*Given task*: Your task is to extract every entry that follows word for word while excluding the pictures.

*Supplied records*:
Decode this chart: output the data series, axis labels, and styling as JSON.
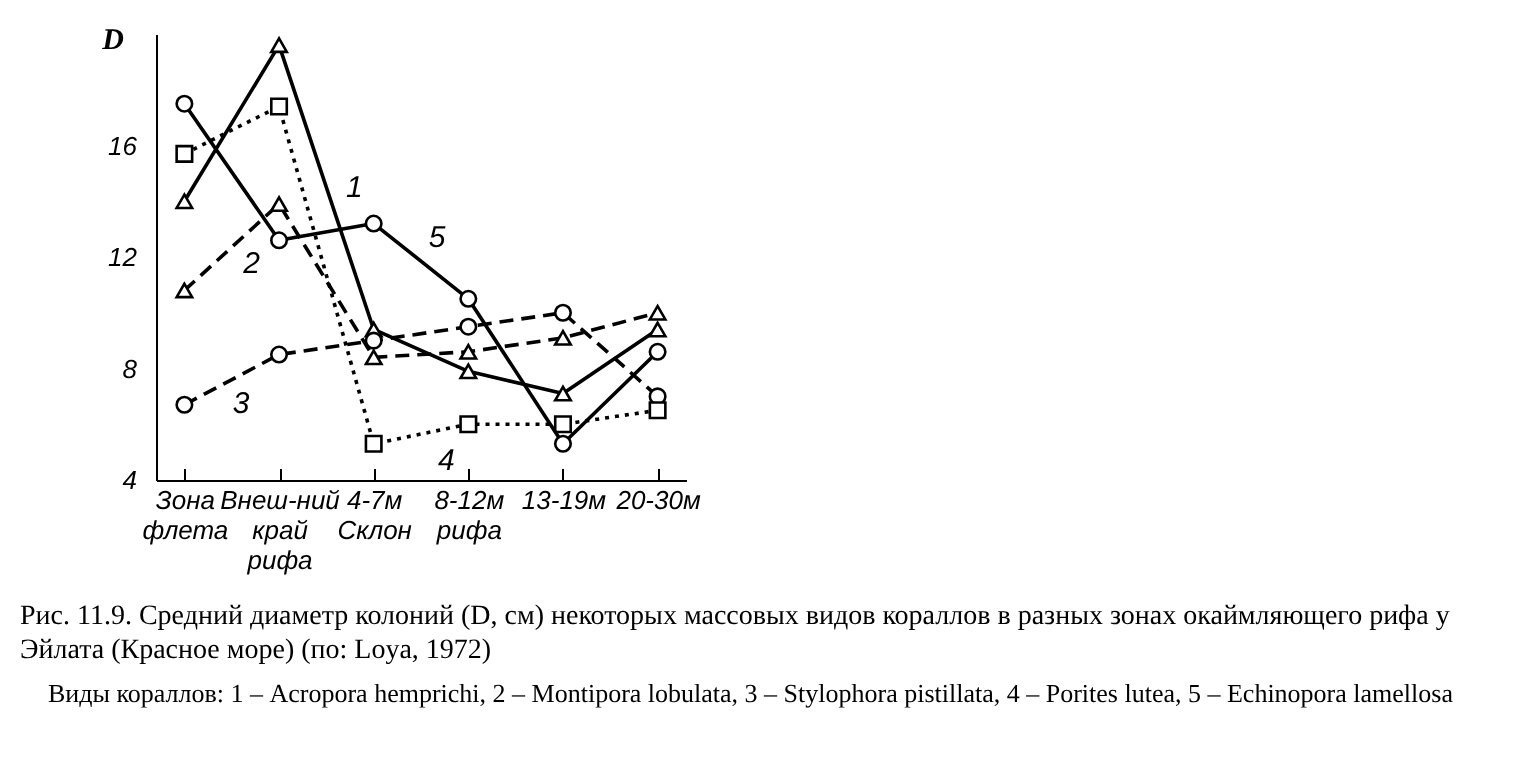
{
  "chart_data": {
    "type": "line",
    "ylabel": "D",
    "categories": [
      "Зона флета",
      "Внеш-ний край рифа",
      "4-7м Склон",
      "8-12м рифа",
      "13-19м",
      "20-30м"
    ],
    "ylim": [
      4,
      20
    ],
    "yticks": [
      4,
      8,
      12,
      16
    ],
    "series": [
      {
        "name": "1",
        "color": "#000000",
        "marker": "triangle",
        "line_style": "solid",
        "values": [
          14.0,
          19.6,
          9.4,
          7.9,
          7.1,
          9.4
        ]
      },
      {
        "name": "2",
        "color": "#000000",
        "marker": "triangle",
        "line_style": "dashed",
        "values": [
          10.8,
          13.9,
          8.4,
          8.6,
          9.1,
          10.0
        ]
      },
      {
        "name": "3",
        "color": "#000000",
        "marker": "circle",
        "line_style": "dashed",
        "values": [
          6.7,
          8.5,
          9.0,
          9.5,
          10.0,
          7.0
        ]
      },
      {
        "name": "4",
        "color": "#000000",
        "marker": "square",
        "line_style": "dotted",
        "values": [
          15.7,
          17.4,
          5.3,
          6.0,
          6.0,
          6.5
        ]
      },
      {
        "name": "5",
        "color": "#000000",
        "marker": "circle",
        "line_style": "solid",
        "values": [
          17.5,
          12.6,
          13.2,
          10.5,
          5.3,
          8.6
        ]
      }
    ],
    "annotations": [
      "Рис. 11.9. Средний диаметр колоний (D, см) некоторых массовых видов кораллов в разных зонах окаймляющего рифа у Эйлата (Красное море)  (по: Loya, 1972)",
      "Виды кораллов: 1 – Acropora hemprichi, 2 – Montipora lobulata, 3 – Stylophora pistillata, 4 – Porites lutea, 5 – Echinopora lamellosa"
    ]
  }
}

*Reply*:
Decode this chart: output the data series, axis labels, and styling as JSON.
{
  "chart_data": {
    "type": "line",
    "ylabel": "D",
    "categories": [
      "Зона флета",
      "Внеш-ний край рифа",
      "4-7м Склон",
      "8-12м рифа",
      "13-19м",
      "20-30м"
    ],
    "ylim": [
      4,
      20
    ],
    "yticks": [
      4,
      8,
      12,
      16
    ],
    "series": [
      {
        "name": "1",
        "color": "#000000",
        "marker": "triangle",
        "line_style": "solid",
        "values": [
          14.0,
          19.6,
          9.4,
          7.9,
          7.1,
          9.4
        ]
      },
      {
        "name": "2",
        "color": "#000000",
        "marker": "triangle",
        "line_style": "dashed",
        "values": [
          10.8,
          13.9,
          8.4,
          8.6,
          9.1,
          10.0
        ]
      },
      {
        "name": "3",
        "color": "#000000",
        "marker": "circle",
        "line_style": "dashed",
        "values": [
          6.7,
          8.5,
          9.0,
          9.5,
          10.0,
          7.0
        ]
      },
      {
        "name": "4",
        "color": "#000000",
        "marker": "square",
        "line_style": "dotted",
        "values": [
          15.7,
          17.4,
          5.3,
          6.0,
          6.0,
          6.5
        ]
      },
      {
        "name": "5",
        "color": "#000000",
        "marker": "circle",
        "line_style": "solid",
        "values": [
          17.5,
          12.6,
          13.2,
          10.5,
          5.3,
          8.6
        ]
      }
    ],
    "annotations": [
      "Рис. 11.9. Средний диаметр колоний (D, см) некоторых массовых видов кораллов в разных зонах окаймляющего рифа у Эйлата (Красное море)  (по: Loya, 1972)",
      "Виды кораллов: 1 – Acropora hemprichi, 2 – Montipora lobulata, 3 – Stylophora pistillata, 4 – Porites lutea, 5 – Echinopora lamellosa"
    ]
  }
}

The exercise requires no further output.